### SOURCE RECORDS

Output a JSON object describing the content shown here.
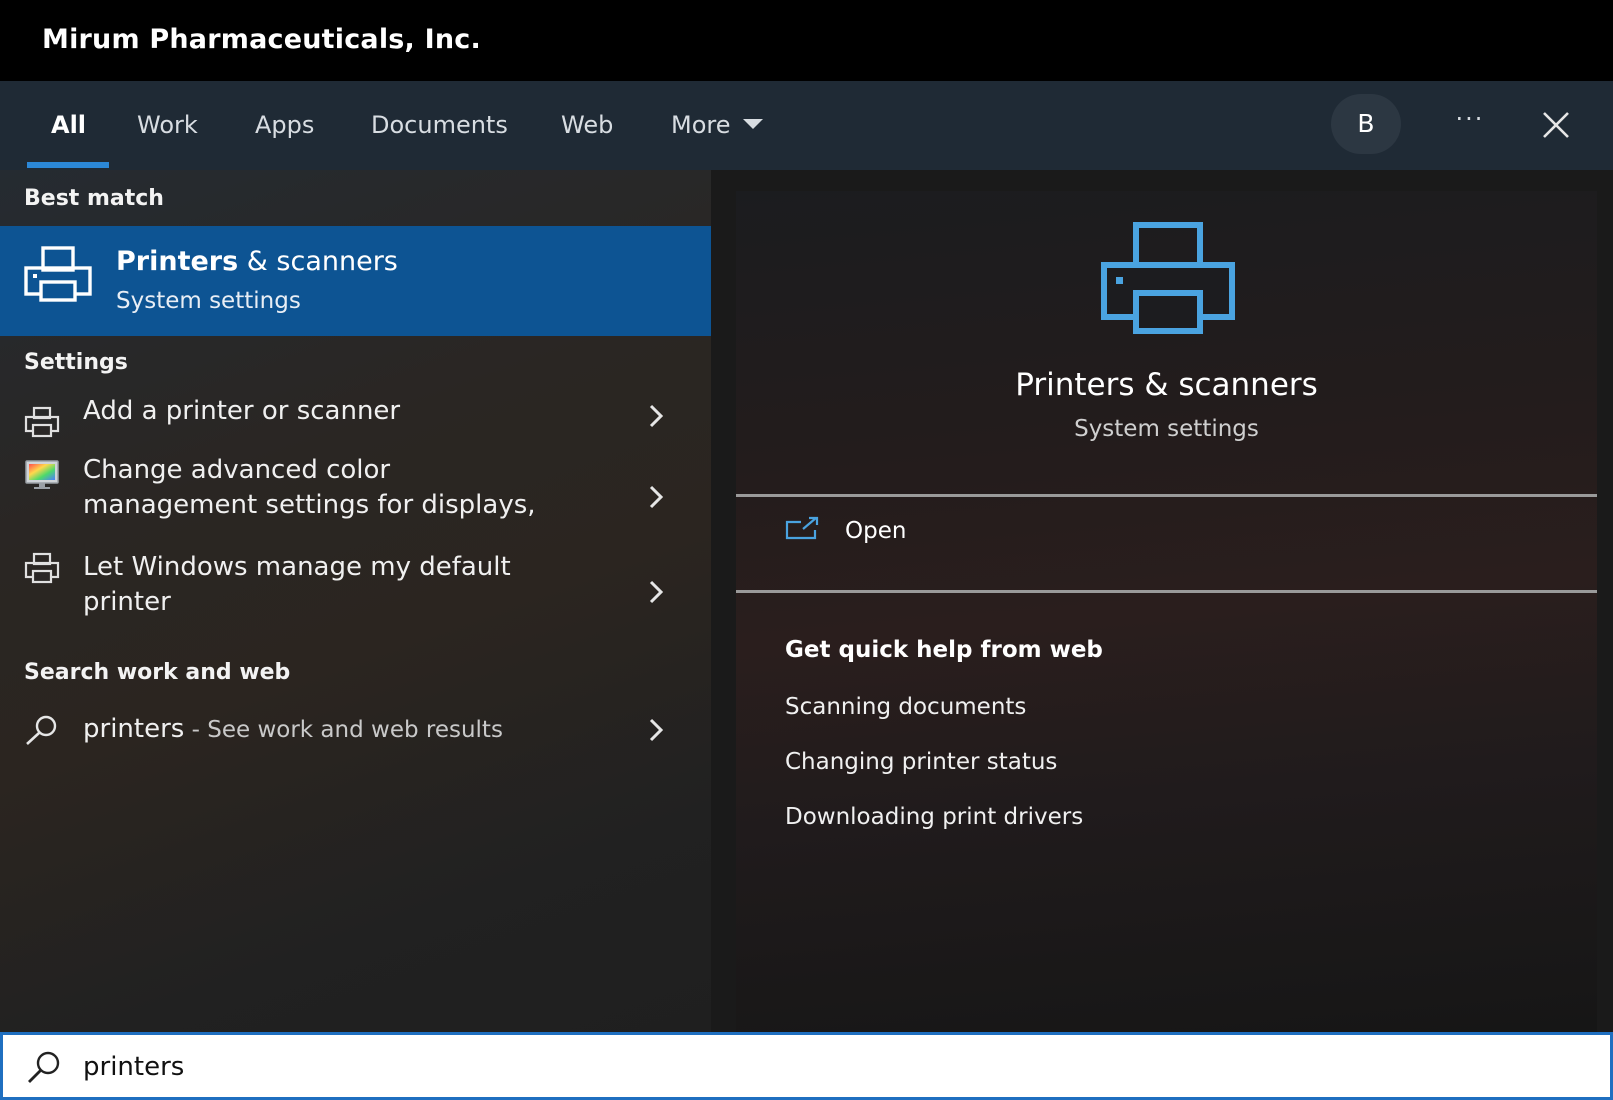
{
  "window": {
    "title": "Mirum Pharmaceuticals, Inc."
  },
  "tabs": [
    {
      "label": "All",
      "active": true
    },
    {
      "label": "Work"
    },
    {
      "label": "Apps"
    },
    {
      "label": "Documents"
    },
    {
      "label": "Web"
    },
    {
      "label": "More"
    }
  ],
  "header_actions": {
    "avatar_initial": "B",
    "more_options": "···"
  },
  "left": {
    "best_match_header": "Best match",
    "best_match": {
      "title_bold": "Printers",
      "title_rest": " & scanners",
      "subtitle": "System settings",
      "icon": "printer-icon"
    },
    "settings_header": "Settings",
    "settings_items": [
      {
        "lines": [
          "Add a printer or scanner"
        ],
        "icon": "printer-icon"
      },
      {
        "lines": [
          "Change advanced color",
          "management settings for displays,"
        ],
        "icon": "color-monitor-icon"
      },
      {
        "lines": [
          "Let Windows manage my default",
          "printer"
        ],
        "icon": "printer-icon"
      }
    ],
    "search_header": "Search work and web",
    "search_item": {
      "term": "printers",
      "hint": " - See work and web results",
      "icon": "search-icon"
    }
  },
  "right": {
    "title": "Printers & scanners",
    "subtitle": "System settings",
    "open_label": "Open",
    "help_header": "Get quick help from web",
    "help_links": [
      "Scanning documents",
      "Changing printer status",
      "Downloading print drivers"
    ]
  },
  "search": {
    "value": "printers"
  },
  "colors": {
    "accent": "#2b88d8",
    "selection": "#0d5493",
    "icon_blue": "#4aa3e0"
  }
}
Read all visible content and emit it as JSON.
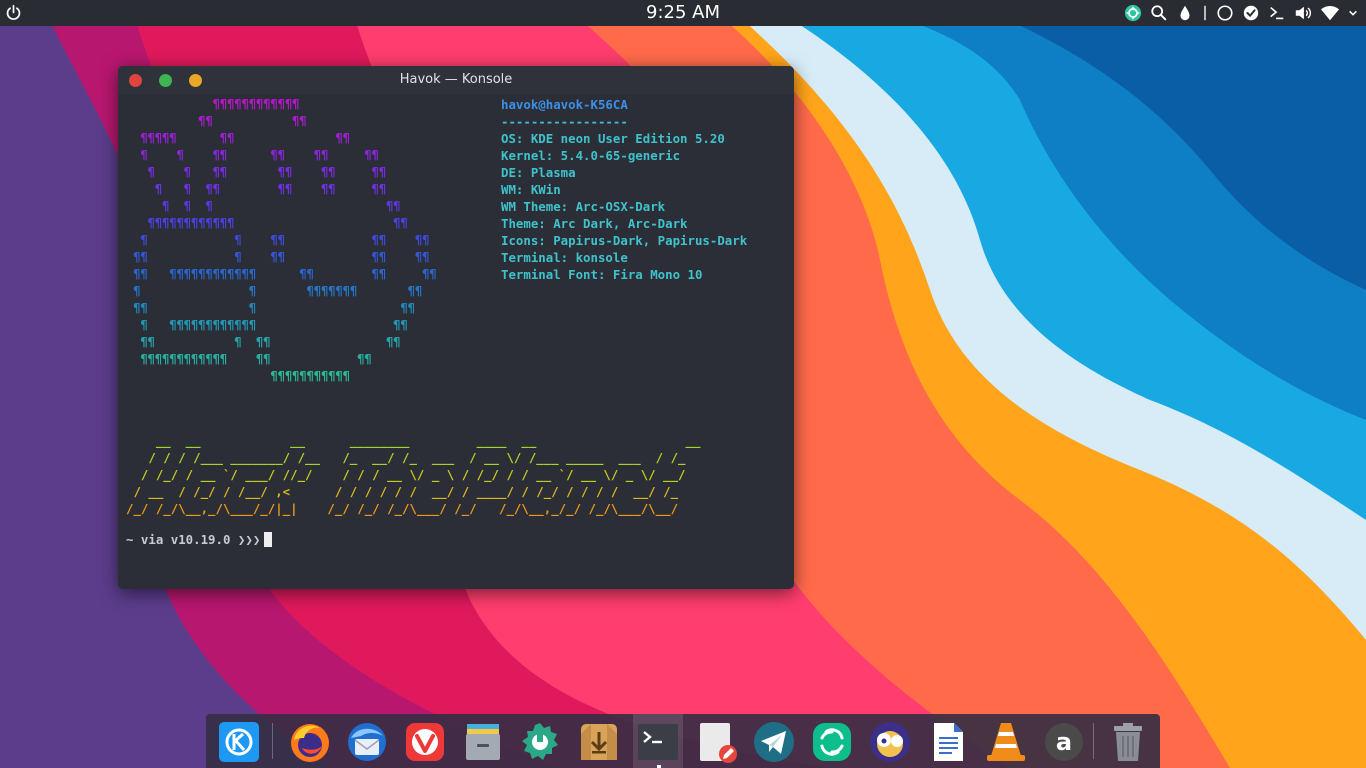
{
  "top_panel": {
    "clock": "9:25 AM",
    "power_icon": "power-icon",
    "tray_icons": [
      "vpn-icon",
      "search-icon",
      "color-picker-icon",
      "divider-icon",
      "circle-icon",
      "checkmark-icon",
      "terminal-prompt-icon",
      "volume-icon",
      "wifi-icon",
      "chevron-down-icon"
    ]
  },
  "window": {
    "title": "Havok — Konsole",
    "buttons": [
      "close",
      "minimize",
      "maximize"
    ],
    "accent_colors": {
      "close": "#e0443e",
      "minimize": "#3fb450",
      "maximize": "#e9a629"
    }
  },
  "terminal": {
    "logo_lines": [
      "            ¶¶¶¶¶¶¶¶¶¶¶¶",
      "          ¶¶           ¶¶",
      "  ¶¶¶¶¶      ¶¶              ¶¶",
      "  ¶    ¶    ¶¶      ¶¶    ¶¶     ¶¶",
      "   ¶    ¶   ¶¶       ¶¶    ¶¶     ¶¶",
      "    ¶   ¶  ¶¶        ¶¶    ¶¶     ¶¶",
      "     ¶  ¶  ¶                        ¶¶",
      "   ¶¶¶¶¶¶¶¶¶¶¶¶                      ¶¶",
      "  ¶            ¶    ¶¶            ¶¶    ¶¶",
      " ¶¶            ¶    ¶¶            ¶¶    ¶¶",
      " ¶¶   ¶¶¶¶¶¶¶¶¶¶¶¶      ¶¶        ¶¶     ¶¶",
      " ¶               ¶       ¶¶¶¶¶¶¶       ¶¶",
      " ¶¶              ¶                    ¶¶",
      "  ¶   ¶¶¶¶¶¶¶¶¶¶¶¶                   ¶¶",
      "  ¶¶           ¶  ¶¶                ¶¶",
      "  ¶¶¶¶¶¶¶¶¶¶¶¶    ¶¶            ¶¶",
      "                    ¶¶¶¶¶¶¶¶¶¶¶"
    ],
    "logo_colors": [
      "#b517c8",
      "#a91bd0",
      "#9a20d6",
      "#8a25dc",
      "#7a2be0",
      "#6b31e2",
      "#5c38e2",
      "#4d40e0",
      "#3f4adc",
      "#3457d6",
      "#2b66cf",
      "#2576c7",
      "#2287be",
      "#2396b3",
      "#25a3a9",
      "#27ae9f",
      "#2ab895"
    ],
    "info_header": "havok@havok-K56CA",
    "info_separator": "-----------------",
    "info_lines": [
      "OS: KDE neon User Edition 5.20",
      "Kernel: 5.4.0-65-generic",
      "DE: Plasma",
      "WM: KWin",
      "WM Theme: Arc-OSX-Dark",
      "Theme: Arc Dark, Arc-Dark",
      "Icons: Papirus-Dark, Papirus-Dark",
      "Terminal: konsole",
      "Terminal Font: Fira Mono 10"
    ],
    "figlet_lines": [
      "    __  __            __      ________         ____  __                    __",
      "   / / / /___ _______/ /__   /_  __/ /_  ___  / __ \\/ /___ _____  ___  / /_",
      "  / /_/ / __ `/ ___/ //_/    / / / __ \\/ _ \\ / /_/ / / __ `/ __ \\/ _ \\/ __/",
      " / __  / /_/ / /__/ ,<      / / / / / /  __/ / ____/ / /_/ / / / /  __/ /_",
      "/_/ /_/\\__,_/\\___/_/|_|    /_/ /_/ /_/\\___/ /_/   /_/\\__,_/_/ /_/\\___/\\__/"
    ],
    "prompt_text": "~ via v10.19.0 ❯❯❯"
  },
  "dock": {
    "items": [
      {
        "name": "kde-menu",
        "icon": "kde-logo-icon",
        "color": "#1d99f3"
      },
      {
        "name": "firefox",
        "icon": "firefox-icon",
        "color": "#ff7a1a"
      },
      {
        "name": "thunderbird",
        "icon": "thunderbird-icon",
        "color": "#3a8fe0"
      },
      {
        "name": "vivaldi",
        "icon": "vivaldi-icon",
        "color": "#ef3939"
      },
      {
        "name": "files",
        "icon": "file-manager-icon",
        "color": "#9aa2ad"
      },
      {
        "name": "settings",
        "icon": "system-settings-icon",
        "color": "#2aa887"
      },
      {
        "name": "installer",
        "icon": "package-installer-icon",
        "color": "#d9a35a"
      },
      {
        "name": "konsole",
        "icon": "terminal-icon",
        "color": "#3b3e46"
      },
      {
        "name": "text-editor",
        "icon": "text-editor-icon",
        "color": "#e8e8e8"
      },
      {
        "name": "telegram",
        "icon": "telegram-icon",
        "color": "#1e6f86"
      },
      {
        "name": "element",
        "icon": "element-icon",
        "color": "#0dbd8b"
      },
      {
        "name": "neochat",
        "icon": "chat-client-icon",
        "color": "#6a4bd6"
      },
      {
        "name": "writer",
        "icon": "document-icon",
        "color": "#3c6ecf"
      },
      {
        "name": "vlc",
        "icon": "vlc-icon",
        "color": "#f08c1a"
      },
      {
        "name": "amazon",
        "icon": "amazon-icon",
        "color": "#4a4a4a"
      },
      {
        "name": "trash",
        "icon": "trash-icon",
        "color": "#8a8d93"
      }
    ]
  }
}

######

- THE PROBLEM: Lines in the records that hold the word "Theme" are to be counted; give only the total.

- RESULT OF THE EXERCISE: 2